▸ REQUIRED WORK
All the entries need to be quoted exactly, apart from the pictures, which you should drop.

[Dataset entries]
• • • • •
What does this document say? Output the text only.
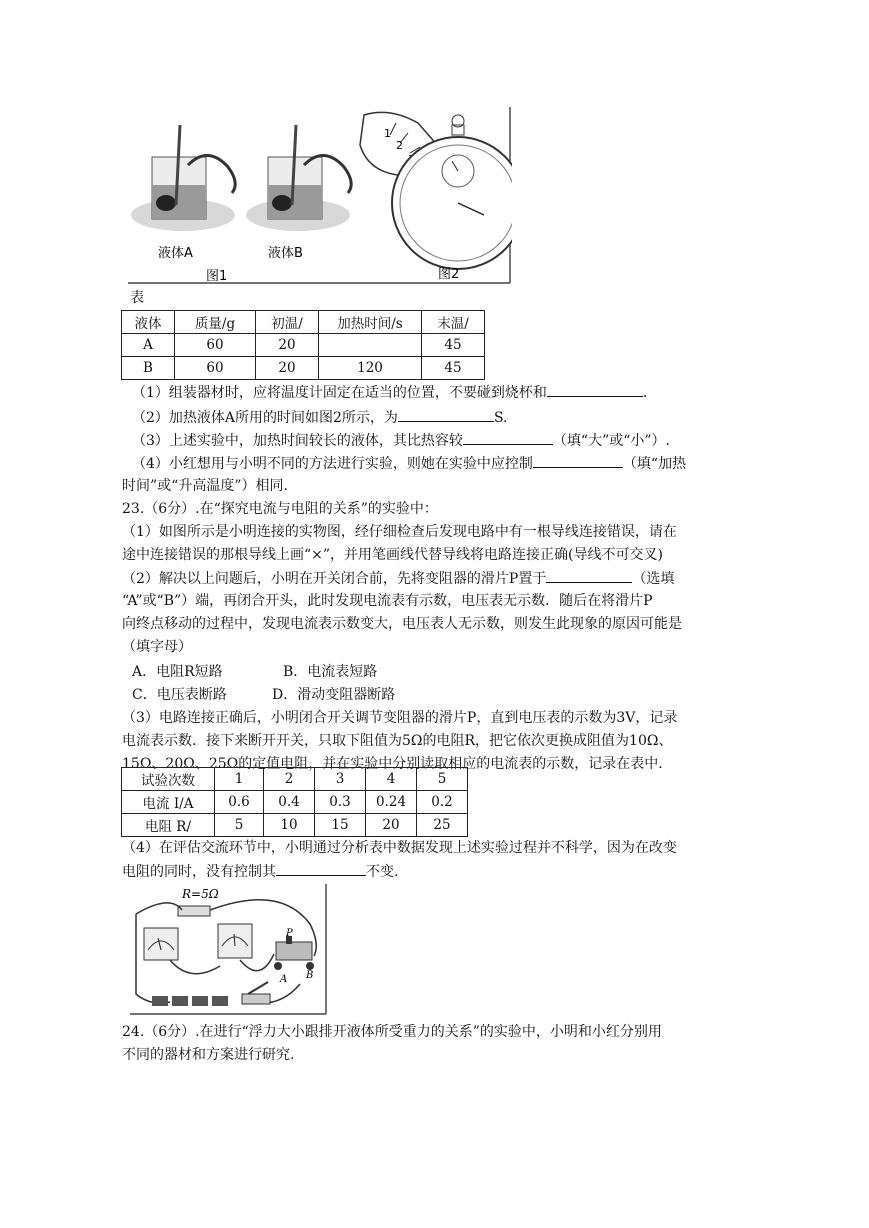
1
2
液体A	液体B
图1	图2
表
液体	质量/g	初温/	加热时间/s	末温/
A	60	20		45
B	60	20	120	45
（1）组装器材时，应将温度计固定在适当的位置，不要碰到烧杯和	.
（2）加热液体A所用的时间如图2所示，为	S.
（3）上述实验中，加热时间较长的液体，其比热容较	（填“大”或“小”）.
（4）小红想用与小明不同的方法进行实验，则她在实验中应控制	（填“加热
时间”或“升高温度”）相同.
23.（6分）.在“探究电流与电阻的关系”的实验中：
（1）如图所示是小明连接的实物图，经仔细检查后发现电路中有一根导线连接错误，请在
途中连接错误的那根导线上画“×”，并用笔画线代替导线将电路连接正确(导线不可交叉)
（2）解决以上问题后，小明在开关闭合前，先将变阻器的滑片P置于	（选填
“A”或“B”）端，再闭合开头，此时发现电流表有示数，电压表无示数．随后在将滑片P
向终点移动的过程中，发现电流表示数变大，电压表人无示数，则发生此现象的原因可能是
（填字母）
A．电阻R短路	B．电流表短路
C．电压表断路	D．滑动变阻器断路
（3）电路连接正确后，小明闭合开关调节变阻器的滑片P，直到电压表的示数为3V，记录
电流表示数．接下来断开开关，只取下阻值为5Ω的电阻R，把它依次更换成阻值为10Ω、
15Ω、20Ω、25Ω的定值电阻，并在实验中分别读取相应的电流表的示数，记录在表中．
试验次数	1	2	3	4	5
电流 I/A	0.6	0.4	0.3	0.24	0.2
电阻 R/	5	10	15	20	25
（4）在评估交流环节中，小明通过分析表中数据发现上述实验过程并不科学，因为在改变
电阻的同时，没有控制其	不变.
R=5Ω
P
A B
24.（6分）.在进行“浮力大小跟排开液体所受重力的关系”的实验中，小明和小红分别用
不同的器材和方案进行研究.
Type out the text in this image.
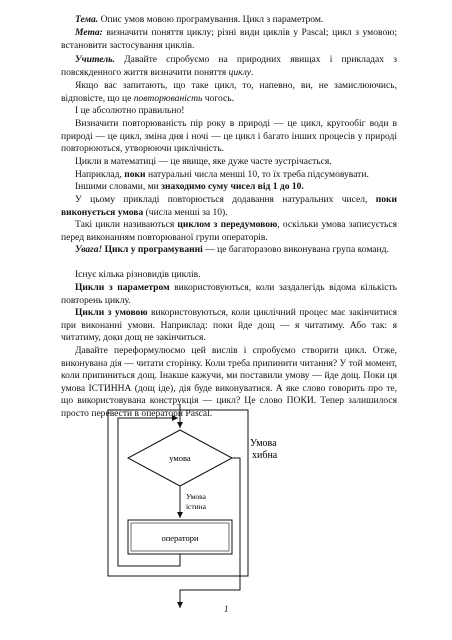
Тема. Опис умов мовою програмування. Цикл з параметром.
Мета: визначити поняття циклу; різні види циклів у Pascal; цикл з умовою; встановити застосування циклів.
Учитель. Давайте спробуємо на природних явищах і прикладах з повсякденного життя визначити поняття циклу.
Якщо вас запитають, що таке цикл, то, напевно, ви, не замислюючись, відповісте, що це повторюваність чогось.
І це абсолютно правильно!
Визначити повторюваність пір року в природі — це цикл, кругообіг води в природі — це цикл, зміна дня і ночі — це цикл і багато інших процесів у природі повторюються, утворюючи циклічність.
Цикли в математиці — це явище, яке дуже часте зустрічається.
Наприклад, поки натуральні числа менші 10, то їх треба підсумовувати.
Іншими словами, ми знаходимо суму чисел від 1 до 10.
У цьому прикладі повторюється додавання натуральних чисел, поки виконується умова (числа менші за 10).
Такі цикли називаються циклом з передумовою, оскільки умова записується перед виконанням повторюваної групи операторів.
Увага! Цикл у програмуванні — це багаторазово виконувана група команд.
Існує кілька різновидів циклів.
Цикли з параметром використовуються, коли заздалегідь відома кількість повторень циклу.
Цикли з умовою використовуються, коли циклічний процес має закінчитися при виконанні умови. Наприклад: поки йде дощ — я читатиму. Або так: я читатиму, доки дощ не закінчиться.
Давайте переформулюємо цей вислів і спробуємо створити цикл. Отже, виконувана дія — читати сторінку. Коли треба припинити читання? У той момент, коли припиниться дощ. Інакше кажучи, ми поставили умову — йде дощ. Поки ця умова ІСТИННА (дощ іде), дія буде виконуватися. А яке слово говорить про те, що використовувана конструкція — цикл? Це слово ПОКИ. Тепер залишилося просто перевести в оператори Pascal.
умова
Умова
істина
оператори
Умова
хибна
1
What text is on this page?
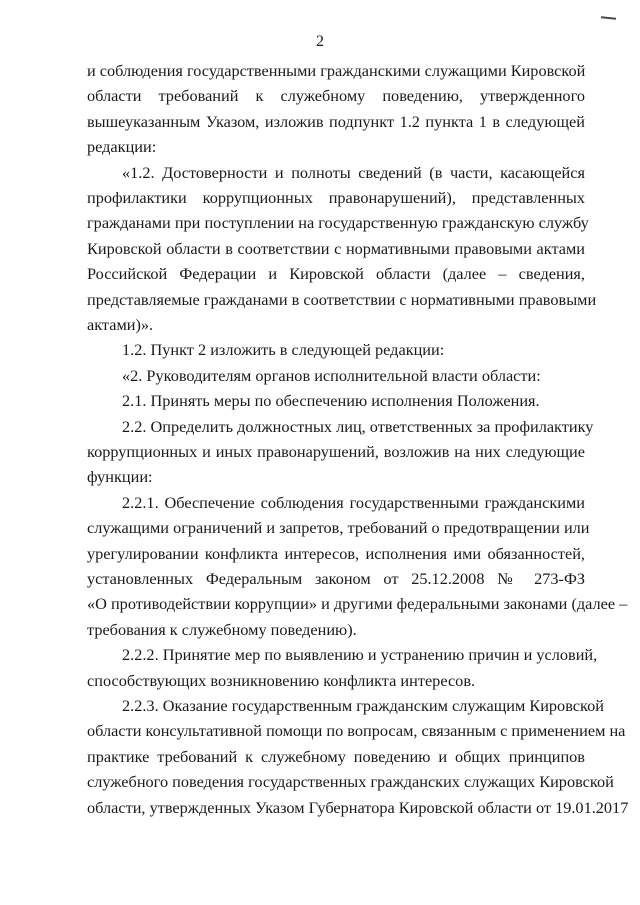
2
и соблюдения государственными гражданскими служащими Кировской
области требований к служебному поведению, утвержденного
вышеуказанным Указом, изложив подпункт 1.2 пункта 1 в следующей
редакции:
«1.2. Достоверности и полноты сведений (в части, касающейся
профилактики коррупционных правонарушений), представленных
гражданами при поступлении на государственную гражданскую службу
Кировской области в соответствии с нормативными правовыми актами
Российской Федерации и Кировской области (далее – сведения,
представляемые гражданами в соответствии с нормативными правовыми
актами)».
1.2. Пункт 2 изложить в следующей редакции:
«2. Руководителям органов исполнительной власти области:
2.1. Принять меры по обеспечению исполнения Положения.
2.2. Определить должностных лиц, ответственных за профилактику
коррупционных и иных правонарушений, возложив на них следующие
функции:
2.2.1. Обеспечение соблюдения государственными гражданскими
служащими ограничений и запретов, требований о предотвращении или
урегулировании конфликта интересов, исполнения ими обязанностей,
установленных Федеральным законом от 25.12.2008 № 273-ФЗ
«О противодействии коррупции» и другими федеральными законами (далее –
требования к служебному поведению).
2.2.2. Принятие мер по выявлению и устранению причин и условий,
способствующих возникновению конфликта интересов.
2.2.3. Оказание государственным гражданским служащим Кировской
области консультативной помощи по вопросам, связанным с применением на
практике требований к служебному поведению и общих принципов
служебного поведения государственных гражданских служащих Кировской
области, утвержденных Указом Губернатора Кировской области от 19.01.2017
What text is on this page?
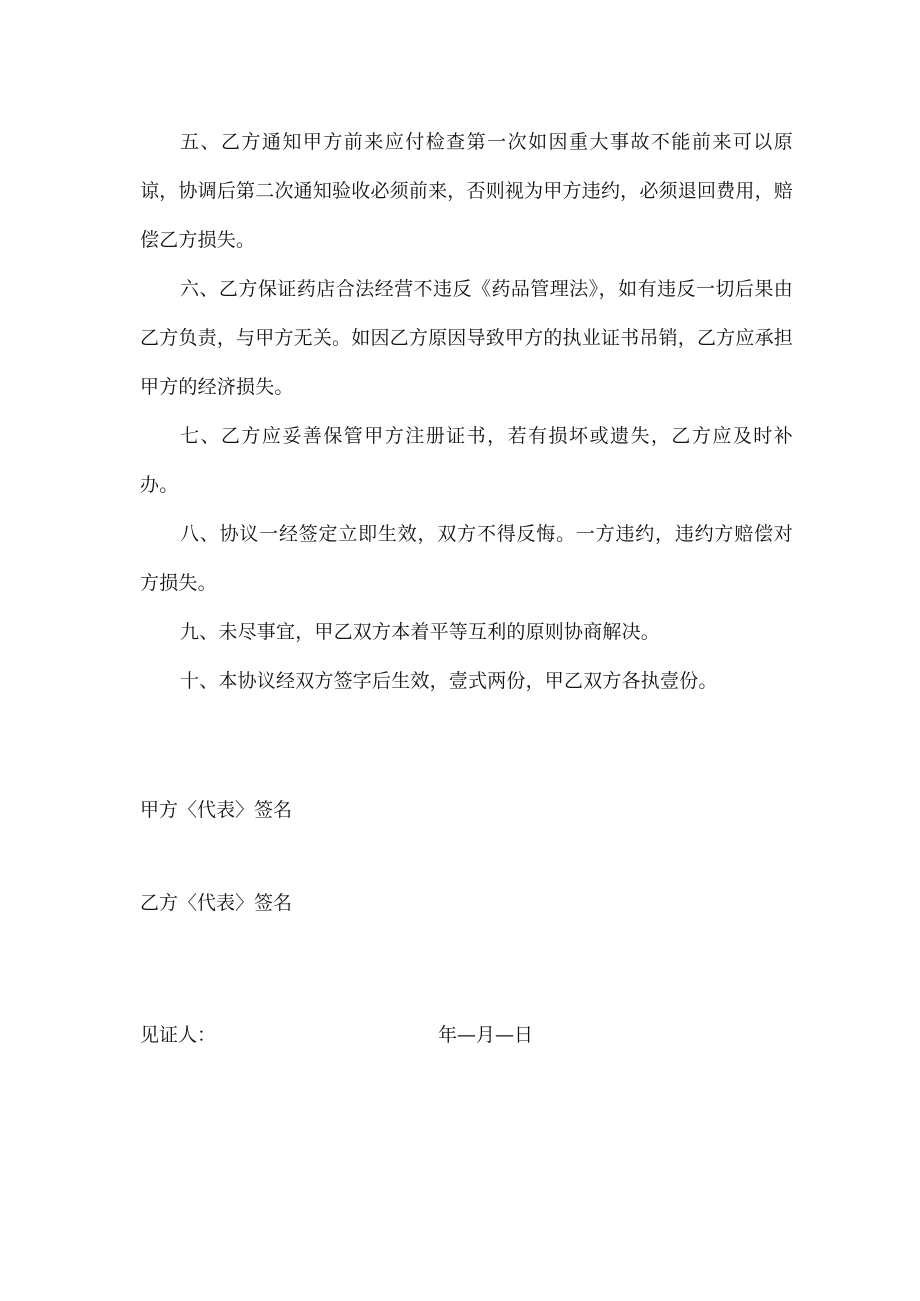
五、乙方通知甲方前来应付检查第一次如因重大事故不能前来可以原谅，协调后第二次通知验收必须前来，否则视为甲方违约，必须退回费用，赔偿乙方损失。

六、乙方保证药店合法经营不违反《药品管理法》，如有违反一切后果由乙方负责，与甲方无关。如因乙方原因导致甲方的执业证书吊销，乙方应承担甲方的经济损失。

七、乙方应妥善保管甲方注册证书，若有损坏或遗失，乙方应及时补办。

八、协议一经签定立即生效，双方不得反悔。一方违约，违约方赔偿对方损失。

九、未尽事宜，甲乙双方本着平等互利的原则协商解决。

十、本协议经双方签字后生效，壹式两份，甲乙双方各执壹份。

甲方〈代表〉签名
乙方〈代表〉签名
见证人：	年—月—日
• • • • •
▸ EXERCISE RESPONSE
What does this document say? Output the text only.
1
2
液体A	液体B
图1	图2
表
液体	质量/g	初温/	加热时间/s	末温/
A	60	20		45
B	60	20	120	45
（1）组装器材时，应将温度计固定在适当的位置，不要碰到烧杯和	.
（2）加热液体A所用的时间如图2所示，为	S.
（3）上述实验中，加热时间较长的液体，其比热容较	（填“大”或“小”）.
（4）小红想用与小明不同的方法进行实验，则她在实验中应控制	（填“加热
时间”或“升高温度”）相同.
23.（6分）.在“探究电流与电阻的关系”的实验中：
（1）如图所示是小明连接的实物图，经仔细检查后发现电路中有一根导线连接错误，请在
途中连接错误的那根导线上画“×”，并用笔画线代替导线将电路连接正确(导线不可交叉)
（2）解决以上问题后，小明在开关闭合前，先将变阻器的滑片P置于	（选填
“A”或“B”）端，再闭合开头，此时发现电流表有示数，电压表无示数．随后在将滑片P
向终点移动的过程中，发现电流表示数变大，电压表人无示数，则发生此现象的原因可能是
（填字母）
A．电阻R短路	B．电流表短路
C．电压表断路	D．滑动变阻器断路
（3）电路连接正确后，小明闭合开关调节变阻器的滑片P，直到电压表的示数为3V，记录
电流表示数．接下来断开开关，只取下阻值为5Ω的电阻R，把它依次更换成阻值为10Ω、
15Ω、20Ω、25Ω的定值电阻，并在实验中分别读取相应的电流表的示数，记录在表中．
试验次数	1	2	3	4	5
电流 I/A	0.6	0.4	0.3	0.24	0.2
电阻 R/	5	10	15	20	25
（4）在评估交流环节中，小明通过分析表中数据发现上述实验过程并不科学，因为在改变
电阻的同时，没有控制其	不变.
R=5Ω
P
A B
24.（6分）.在进行“浮力大小跟排开液体所受重力的关系”的实验中，小明和小红分别用
不同的器材和方案进行研究.
Type out the text in this image.
Тема. Опис умов мовою програмування. Цикл з параметром.
Мета: визначити поняття циклу; різні види циклів у Pascal; цикл з умовою; встановити застосування циклів.
Учитель. Давайте спробуємо на природних явищах і прикладах з повсякденного життя визначити поняття циклу.
Якщо вас запитають, що таке цикл, то, напевно, ви, не замислюючись, відповісте, що це повторюваність чогось.
І це абсолютно правильно!
Визначити повторюваність пір року в природі — це цикл, кругообіг води в природі — це цикл, зміна дня і ночі — це цикл і багато інших процесів у природі повторюються, утворюючи циклічність.
Цикли в математиці — це явище, яке дуже часте зустрічається.
Наприклад, поки натуральні числа менші 10, то їх треба підсумовувати.
Іншими словами, ми знаходимо суму чисел від 1 до 10.
У цьому прикладі повторюється додавання натуральних чисел, поки виконується умова (числа менші за 10).
Такі цикли називаються циклом з передумовою, оскільки умова записується перед виконанням повторюваної групи операторів.
Увага! Цикл у програмуванні — це багаторазово виконувана група команд.
Існує кілька різновидів циклів.
Цикли з параметром використовуються, коли заздалегідь відома кількість повторень циклу.
Цикли з умовою використовуються, коли циклічний процес має закінчитися при виконанні умови. Наприклад: поки йде дощ — я читатиму. Або так: я читатиму, доки дощ не закінчиться.
Давайте переформулюємо цей вислів і спробуємо створити цикл. Отже, виконувана дія — читати сторінку. Коли треба припинити читання? У той момент, коли припиниться дощ. Інакше кажучи, ми поставили умову — йде дощ. Поки ця умова ІСТИННА (дощ іде), дія буде виконуватися. А яке слово говорить про те, що використовувана конструкція — цикл? Це слово ПОКИ. Тепер залишилося просто перевести в оператори Pascal.
умова
Умова
істина
оператори
Умова
хибна
1
What text is on this page?
2
и соблюдения государственными гражданскими служащими Кировской
области требований к служебному поведению, утвержденного
вышеуказанным Указом, изложив подпункт 1.2 пункта 1 в следующей
редакции:
«1.2. Достоверности и полноты сведений (в части, касающейся
профилактики коррупционных правонарушений), представленных
гражданами при поступлении на государственную гражданскую службу
Кировской области в соответствии с нормативными правовыми актами
Российской Федерации и Кировской области (далее – сведения,
представляемые гражданами в соответствии с нормативными правовыми
актами)».
1.2. Пункт 2 изложить в следующей редакции:
«2. Руководителям органов исполнительной власти области:
2.1. Принять меры по обеспечению исполнения Положения.
2.2. Определить должностных лиц, ответственных за профилактику
коррупционных и иных правонарушений, возложив на них следующие
функции:
2.2.1. Обеспечение соблюдения государственными гражданскими
служащими ограничений и запретов, требований о предотвращении или
урегулировании конфликта интересов, исполнения ими обязанностей,
установленных Федеральным законом от 25.12.2008 № 273-ФЗ
«О противодействии коррупции» и другими федеральными законами (далее –
требования к служебному поведению).
2.2.2. Принятие мер по выявлению и устранению причин и условий,
способствующих возникновению конфликта интересов.
2.2.3. Оказание государственным гражданским служащим Кировской
области консультативной помощи по вопросам, связанным с применением на
практике требований к служебному поведению и общих принципов
служебного поведения государственных гражданских служащих Кировской
области, утвержденных Указом Губернатора Кировской области от 19.01.2017
What text is on this page?
五、乙方通知甲方前来应付检查第一次如因重大事故不能前来可以原谅，协调后第二次通知验收必须前来，否则视为甲方违约，必须退回费用，赔偿乙方损失。

六、乙方保证药店合法经营不违反《药品管理法》，如有违反一切后果由乙方负责，与甲方无关。如因乙方原因导致甲方的执业证书吊销，乙方应承担甲方的经济损失。

七、乙方应妥善保管甲方注册证书，若有损坏或遗失，乙方应及时补办。

八、协议一经签定立即生效，双方不得反悔。一方违约，违约方赔偿对方损失。

九、未尽事宜，甲乙双方本着平等互利的原则协商解决。

十、本协议经双方签字后生效，壹式两份，甲乙双方各执壹份。

甲方〈代表〉签名
乙方〈代表〉签名
见证人：	年—月—日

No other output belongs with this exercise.